> **Your objective**:
Set down every record once more, exactly as given.

-------- Supplied material --------

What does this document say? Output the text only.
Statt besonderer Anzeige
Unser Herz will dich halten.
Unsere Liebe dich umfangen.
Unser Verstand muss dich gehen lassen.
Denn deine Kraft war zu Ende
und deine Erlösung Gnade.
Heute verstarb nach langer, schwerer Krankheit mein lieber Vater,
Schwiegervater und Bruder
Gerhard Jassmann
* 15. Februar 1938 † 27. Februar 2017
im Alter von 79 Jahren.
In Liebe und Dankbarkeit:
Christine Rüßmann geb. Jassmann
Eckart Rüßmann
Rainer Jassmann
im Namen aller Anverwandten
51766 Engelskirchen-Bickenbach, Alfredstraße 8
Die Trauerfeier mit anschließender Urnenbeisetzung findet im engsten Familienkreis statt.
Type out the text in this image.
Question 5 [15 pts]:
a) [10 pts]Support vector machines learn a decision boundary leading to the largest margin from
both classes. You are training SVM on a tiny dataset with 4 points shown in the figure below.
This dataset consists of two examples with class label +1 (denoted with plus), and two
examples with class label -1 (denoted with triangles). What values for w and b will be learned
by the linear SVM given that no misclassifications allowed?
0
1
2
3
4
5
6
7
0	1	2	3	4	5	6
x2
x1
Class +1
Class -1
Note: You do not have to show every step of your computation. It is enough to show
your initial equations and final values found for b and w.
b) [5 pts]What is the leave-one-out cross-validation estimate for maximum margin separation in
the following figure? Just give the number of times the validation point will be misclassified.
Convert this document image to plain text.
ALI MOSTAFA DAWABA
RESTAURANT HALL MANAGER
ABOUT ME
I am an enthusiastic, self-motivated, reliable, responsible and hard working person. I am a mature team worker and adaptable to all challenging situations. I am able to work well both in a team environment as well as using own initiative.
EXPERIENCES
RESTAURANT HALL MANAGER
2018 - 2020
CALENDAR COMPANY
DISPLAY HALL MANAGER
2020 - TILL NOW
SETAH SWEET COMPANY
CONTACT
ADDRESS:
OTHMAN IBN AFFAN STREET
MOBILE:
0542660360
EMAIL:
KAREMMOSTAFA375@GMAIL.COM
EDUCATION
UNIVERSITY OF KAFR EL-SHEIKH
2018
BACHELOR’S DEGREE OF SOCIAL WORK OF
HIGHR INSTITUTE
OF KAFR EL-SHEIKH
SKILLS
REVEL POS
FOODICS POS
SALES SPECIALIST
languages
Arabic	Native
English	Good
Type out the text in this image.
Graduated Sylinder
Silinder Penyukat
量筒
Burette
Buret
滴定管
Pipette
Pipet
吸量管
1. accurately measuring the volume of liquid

--------

> **Result below**:
What does this document say? Output the text only.
Statt besonderer Anzeige
Unser Herz will dich halten.
Unsere Liebe dich umfangen.
Unser Verstand muss dich gehen lassen.
Denn deine Kraft war zu Ende
und deine Erlösung Gnade.
Heute verstarb nach langer, schwerer Krankheit mein lieber Vater,
Schwiegervater und Bruder
Gerhard Jassmann
* 15. Februar 1938 † 27. Februar 2017
im Alter von 79 Jahren.
In Liebe und Dankbarkeit:
Christine Rüßmann geb. Jassmann
Eckart Rüßmann
Rainer Jassmann
im Namen aller Anverwandten
51766 Engelskirchen-Bickenbach, Alfredstraße 8
Die Trauerfeier mit anschließender Urnenbeisetzung findet im engsten Familienkreis statt.
Type out the text in this image.
Question 5 [15 pts]:
a) [10 pts]Support vector machines learn a decision boundary leading to the largest margin from
both classes. You are training SVM on a tiny dataset with 4 points shown in the figure below.
This dataset consists of two examples with class label +1 (denoted with plus), and two
examples with class label -1 (denoted with triangles). What values for w and b will be learned
by the linear SVM given that no misclassifications allowed?
0
1
2
3
4
5
6
7
0	1	2	3	4	5	6
x2
x1
Class +1
Class -1
Note: You do not have to show every step of your computation. It is enough to show
your initial equations and final values found for b and w.
b) [5 pts]What is the leave-one-out cross-validation estimate for maximum margin separation in
the following figure? Just give the number of times the validation point will be misclassified.
Convert this document image to plain text.
ALI MOSTAFA DAWABA
RESTAURANT HALL MANAGER
ABOUT ME
I am an enthusiastic, self-motivated, reliable, responsible and hard working person. I am a mature team worker and adaptable to all challenging situations. I am able to work well both in a team environment as well as using own initiative.
EXPERIENCES
RESTAURANT HALL MANAGER
2018 - 2020
CALENDAR COMPANY
DISPLAY HALL MANAGER
2020 - TILL NOW
SETAH SWEET COMPANY
CONTACT
ADDRESS:
OTHMAN IBN AFFAN STREET
MOBILE:
0542660360
EMAIL:
KAREMMOSTAFA375@GMAIL.COM
EDUCATION
UNIVERSITY OF KAFR EL-SHEIKH
2018
BACHELOR’S DEGREE OF SOCIAL WORK OF
HIGHR INSTITUTE
OF KAFR EL-SHEIKH
SKILLS
REVEL POS
FOODICS POS
SALES SPECIALIST
languages
Arabic	Native
English	Good
Type out the text in this image.
Graduated Sylinder
Silinder Penyukat
量筒
Burette
Buret
滴定管
Pipette
Pipet
吸量管
1. accurately measuring the volume of liquid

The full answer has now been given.